• [Excerpted data]

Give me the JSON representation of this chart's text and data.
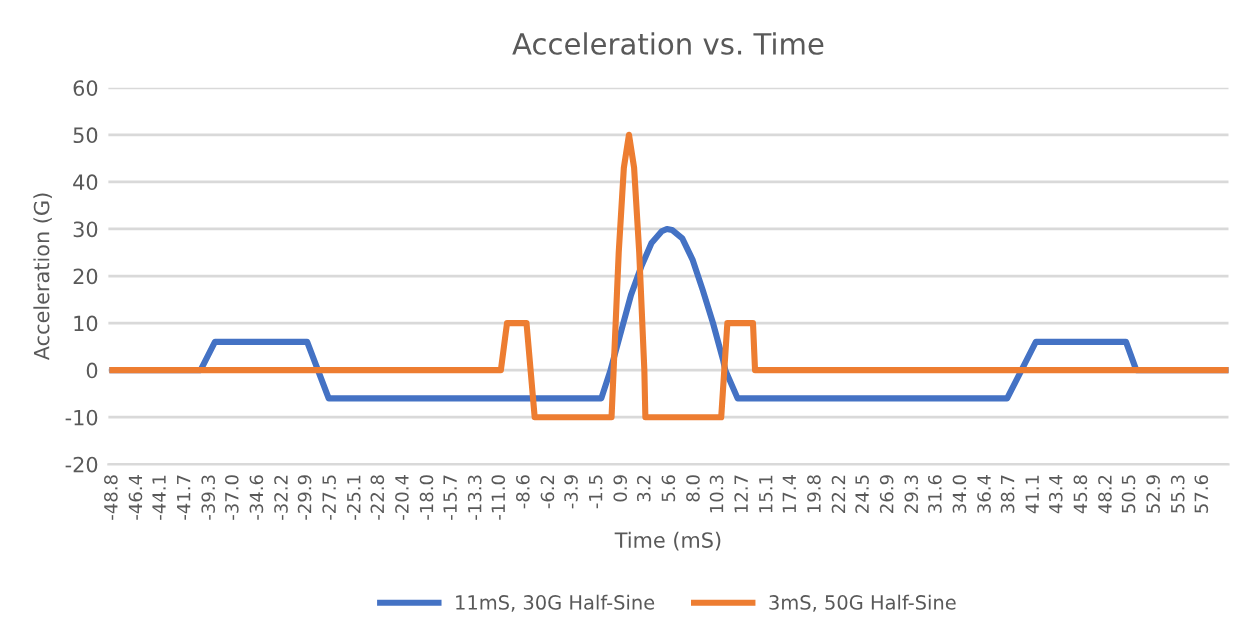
{
  "chart_data": {
    "type": "line",
    "title": "Acceleration vs. Time",
    "xlabel": "Time (mS)",
    "ylabel": "Acceleration (G)",
    "series": [
      {
        "name": "11mS, 30G Half-Sine",
        "color": "#4472c4",
        "x": [
          -48.8,
          -40.2,
          -38.8,
          -29.8,
          -27.7,
          -1.1,
          -0.2,
          0.8,
          1.8,
          2.8,
          3.8,
          4.8,
          5.3,
          5.8,
          6.8,
          7.8,
          8.8,
          9.8,
          10.8,
          11.0,
          12.2,
          38.5,
          41.3,
          50.1,
          51.1,
          60.0
        ],
        "values": [
          0,
          0,
          6,
          6,
          -6,
          -6,
          0,
          8,
          16,
          22,
          27,
          29.5,
          30,
          29.8,
          28,
          23.5,
          17,
          10,
          2,
          0,
          -6,
          -6,
          6,
          6,
          0,
          0
        ]
      },
      {
        "name": "3mS, 50G Half-Sine",
        "color": "#ed7d31",
        "x": [
          -48.8,
          -10.9,
          -10.3,
          -8.4,
          -7.6,
          -0.1,
          0.1,
          0.6,
          1.1,
          1.6,
          2.1,
          2.6,
          3.1,
          3.2,
          10.6,
          11.2,
          13.7,
          13.9,
          60.0
        ],
        "values": [
          0,
          0,
          10,
          10,
          -10,
          -10,
          0,
          25,
          43,
          50,
          43,
          25,
          0,
          -10,
          -10,
          10,
          10,
          0,
          0
        ]
      }
    ],
    "xlim": [
      -49.2,
      60.1
    ],
    "xticks": [
      -48.8,
      -46.4,
      -44.1,
      -41.7,
      -39.3,
      {
        "value": -37,
        "label": "-37.0"
      },
      -34.6,
      -32.2,
      -29.9,
      -27.5,
      -25.1,
      -22.8,
      -20.4,
      {
        "value": -18,
        "label": "-18.0"
      },
      -15.7,
      -13.3,
      {
        "value": -11,
        "label": "-11.0"
      },
      -8.6,
      -6.2,
      -3.9,
      -1.5,
      0.9,
      3.2,
      5.6,
      {
        "value": 8,
        "label": "8.0"
      },
      10.3,
      12.7,
      15.1,
      17.4,
      19.8,
      22.2,
      24.5,
      26.9,
      29.3,
      31.6,
      {
        "value": 34,
        "label": "34.0"
      },
      36.4,
      38.7,
      41.1,
      43.4,
      45.8,
      48.2,
      50.5,
      52.9,
      55.3,
      57.6
    ],
    "ylim": [
      -20,
      60
    ],
    "yticks": [
      -20,
      -10,
      0,
      10,
      20,
      30,
      40,
      50,
      60
    ],
    "grid": "y",
    "legend": "bottom",
    "marker": "none",
    "line_style": "solid"
  }
}
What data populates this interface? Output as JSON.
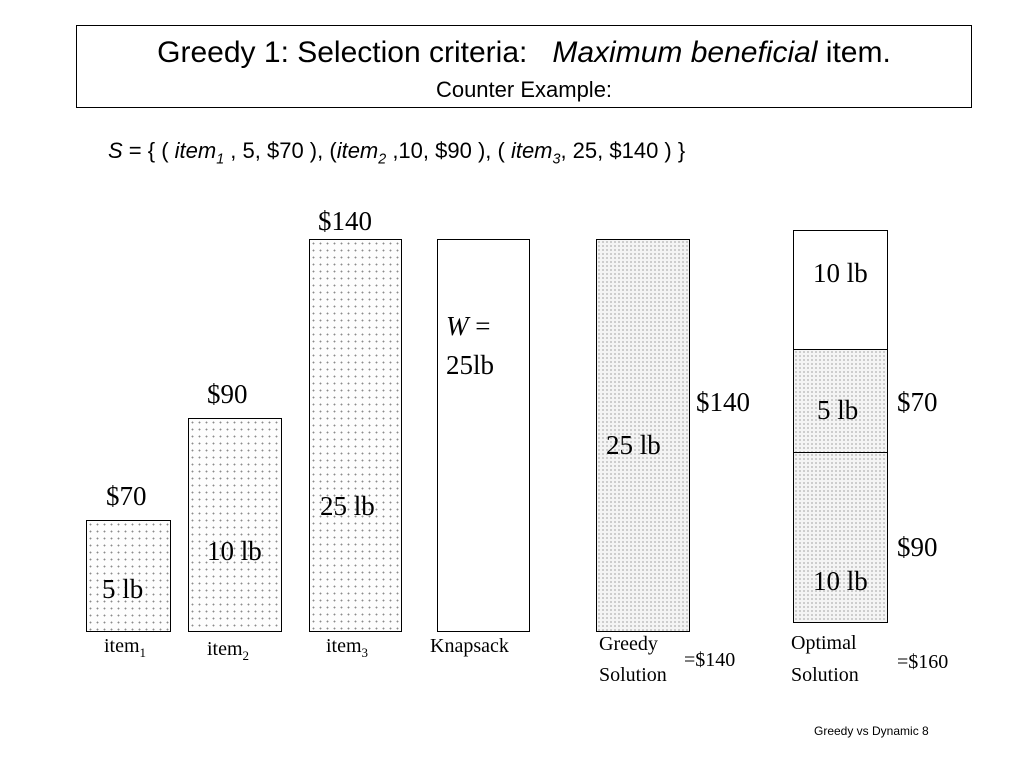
{
  "title": {
    "line1_part1": "Greedy 1: Selection criteria:",
    "line1_italic": "Maximum beneficial",
    "line1_part2": "item.",
    "line2": "Counter Example:"
  },
  "set_def": {
    "s": "S",
    "open": " = { ( ",
    "item": "item",
    "sub1": "1",
    "mid1": " , 5, $70 ), (",
    "sub2": "2",
    "mid2": " ,10, $90 ), ( ",
    "sub3": "3",
    "end": ", 25, $140 ) }"
  },
  "items": [
    {
      "value": "$70",
      "weight": "5 lb",
      "caption": "item",
      "sub": "1"
    },
    {
      "value": "$90",
      "weight": "10 lb",
      "caption": "item",
      "sub": "2"
    },
    {
      "value": "$140",
      "weight": "25 lb",
      "caption": "item",
      "sub": "3"
    }
  ],
  "knapsack": {
    "w_var": "W",
    "w_eq": " =",
    "capacity": "25lb",
    "caption": "Knapsack"
  },
  "greedy": {
    "value": "$140",
    "weight": "25 lb",
    "caption_line1": "Greedy",
    "caption_line2": "Solution",
    "total": "=$140"
  },
  "optimal": {
    "top_weight": "10 lb",
    "mid_weight": "5 lb",
    "mid_value": "$70",
    "bottom_weight": "10 lb",
    "bottom_value": "$90",
    "caption_line1": "Optimal",
    "caption_line2": "Solution",
    "total": "=$160"
  },
  "footer": "Greedy vs Dynamic 8"
}
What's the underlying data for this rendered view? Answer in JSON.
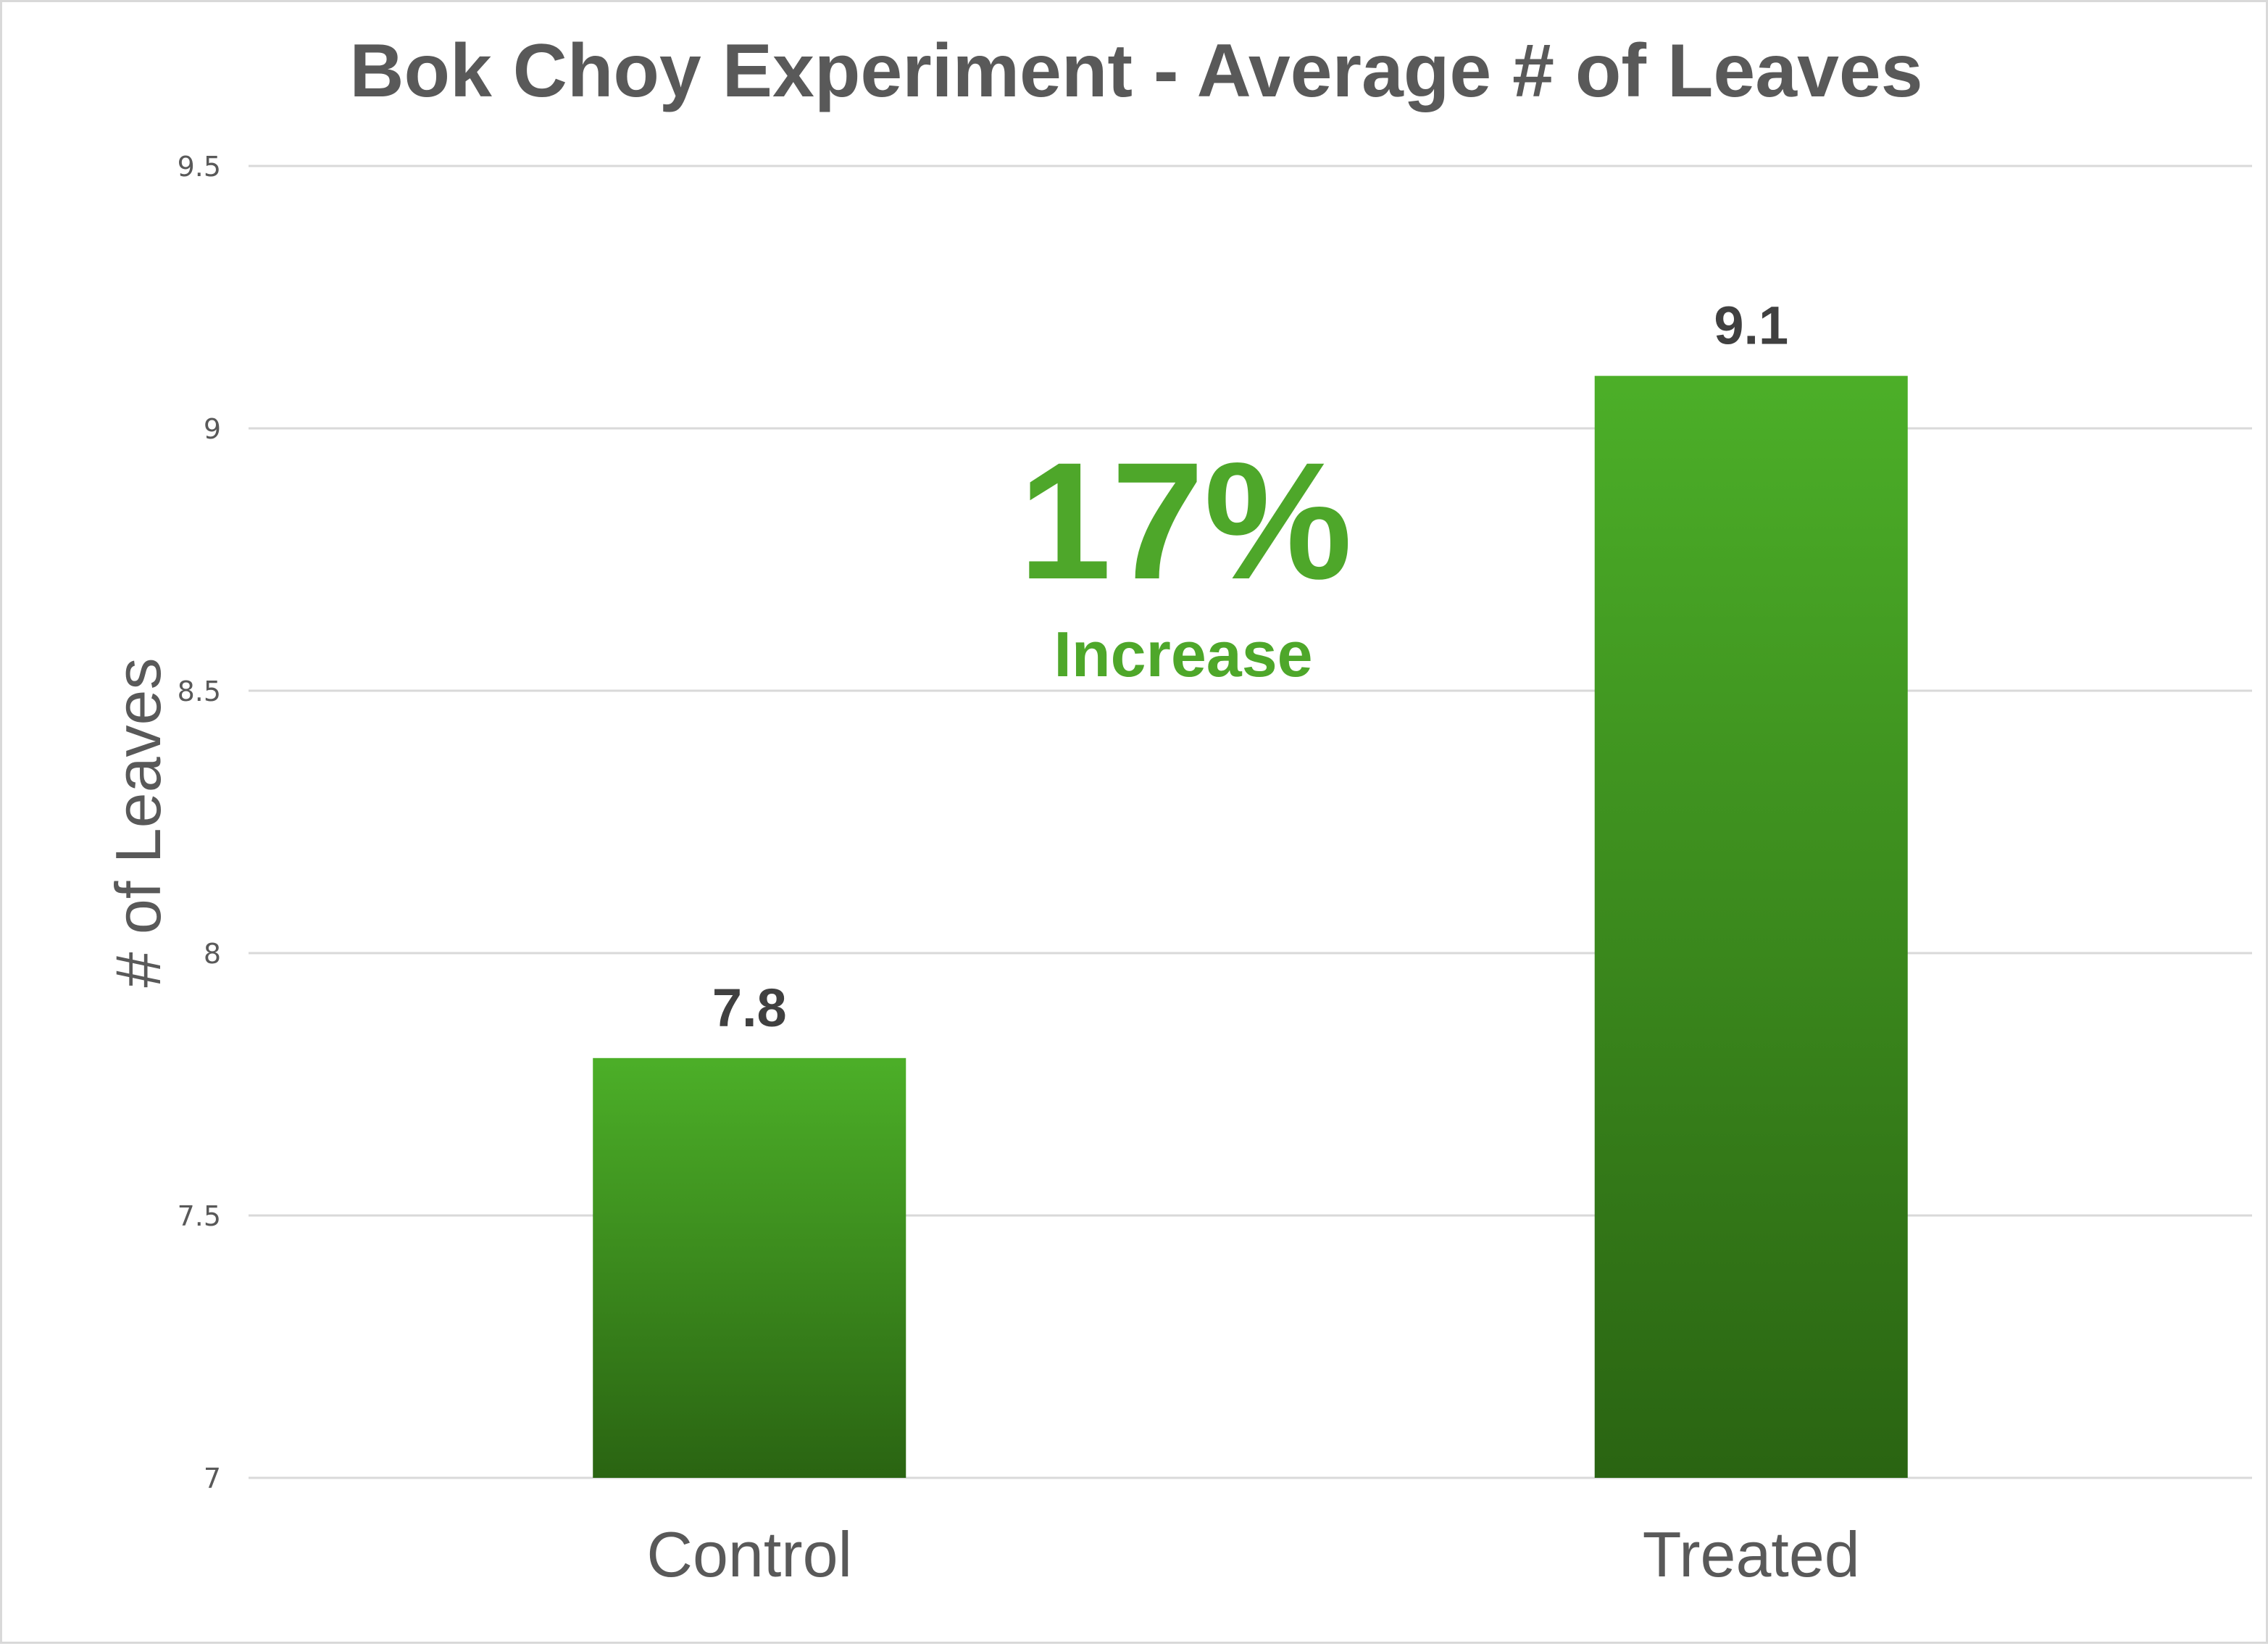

• [Exercise goal]
Without the pictures, write out the whole listing above exactly as it appears.

• [Full response]
Give me the JSON representation of this chart's text and data.
{
  "chart_data": {
    "type": "line",
    "title": "Acceleration vs. Time",
    "xlabel": "Time (mS)",
    "ylabel": "Acceleration (G)",
    "series": [
      {
        "name": "11mS, 30G Half-Sine",
        "color": "#4472c4",
        "x": [
          -48.8,
          -40.2,
          -38.8,
          -29.8,
          -27.7,
          -1.1,
          -0.2,
          0.8,
          1.8,
          2.8,
          3.8,
          4.8,
          5.3,
          5.8,
          6.8,
          7.8,
          8.8,
          9.8,
          10.8,
          11.0,
          12.2,
          38.5,
          41.3,
          50.1,
          51.1,
          60.0
        ],
        "values": [
          0,
          0,
          6,
          6,
          -6,
          -6,
          0,
          8,
          16,
          22,
          27,
          29.5,
          30,
          29.8,
          28,
          23.5,
          17,
          10,
          2,
          0,
          -6,
          -6,
          6,
          6,
          0,
          0
        ]
      },
      {
        "name": "3mS, 50G Half-Sine",
        "color": "#ed7d31",
        "x": [
          -48.8,
          -10.9,
          -10.3,
          -8.4,
          -7.6,
          -0.1,
          0.1,
          0.6,
          1.1,
          1.6,
          2.1,
          2.6,
          3.1,
          3.2,
          10.6,
          11.2,
          13.7,
          13.9,
          60.0
        ],
        "values": [
          0,
          0,
          10,
          10,
          -10,
          -10,
          0,
          25,
          43,
          50,
          43,
          25,
          0,
          -10,
          -10,
          10,
          10,
          0,
          0
        ]
      }
    ],
    "xlim": [
      -49.2,
      60.1
    ],
    "xticks": [
      -48.8,
      -46.4,
      -44.1,
      -41.7,
      -39.3,
      {
        "value": -37,
        "label": "-37.0"
      },
      -34.6,
      -32.2,
      -29.9,
      -27.5,
      -25.1,
      -22.8,
      -20.4,
      {
        "value": -18,
        "label": "-18.0"
      },
      -15.7,
      -13.3,
      {
        "value": -11,
        "label": "-11.0"
      },
      -8.6,
      -6.2,
      -3.9,
      -1.5,
      0.9,
      3.2,
      5.6,
      {
        "value": 8,
        "label": "8.0"
      },
      10.3,
      12.7,
      15.1,
      17.4,
      19.8,
      22.2,
      24.5,
      26.9,
      29.3,
      31.6,
      {
        "value": 34,
        "label": "34.0"
      },
      36.4,
      38.7,
      41.1,
      43.4,
      45.8,
      48.2,
      50.5,
      52.9,
      55.3,
      57.6
    ],
    "ylim": [
      -20,
      60
    ],
    "yticks": [
      -20,
      -10,
      0,
      10,
      20,
      30,
      40,
      50,
      60
    ],
    "grid": "y",
    "legend": "bottom",
    "marker": "none",
    "line_style": "solid"
  }
}
What data populates this interface? Output as JSON.
{
  "title": {
    "line1_part1": "Greedy 1: Selection criteria:",
    "line1_italic": "Maximum beneficial",
    "line1_part2": "item.",
    "line2": "Counter Example:"
  },
  "set_def": {
    "s": "S",
    "open": " = { ( ",
    "item": "item",
    "sub1": "1",
    "mid1": " , 5, $70 ), (",
    "sub2": "2",
    "mid2": " ,10, $90 ), ( ",
    "sub3": "3",
    "end": ", 25, $140 ) }"
  },
  "items": [
    {
      "value": "$70",
      "weight": "5 lb",
      "caption": "item",
      "sub": "1"
    },
    {
      "value": "$90",
      "weight": "10 lb",
      "caption": "item",
      "sub": "2"
    },
    {
      "value": "$140",
      "weight": "25 lb",
      "caption": "item",
      "sub": "3"
    }
  ],
  "knapsack": {
    "w_var": "W",
    "w_eq": " =",
    "capacity": "25lb",
    "caption": "Knapsack"
  },
  "greedy": {
    "value": "$140",
    "weight": "25 lb",
    "caption_line1": "Greedy",
    "caption_line2": "Solution",
    "total": "=$140"
  },
  "optimal": {
    "top_weight": "10 lb",
    "mid_weight": "5 lb",
    "mid_value": "$70",
    "bottom_weight": "10 lb",
    "bottom_value": "$90",
    "caption_line1": "Optimal",
    "caption_line2": "Solution",
    "total": "=$160"
  },
  "footer": "Greedy vs Dynamic 8"
}
What's the underlying data for this rendered view? Answer in JSON.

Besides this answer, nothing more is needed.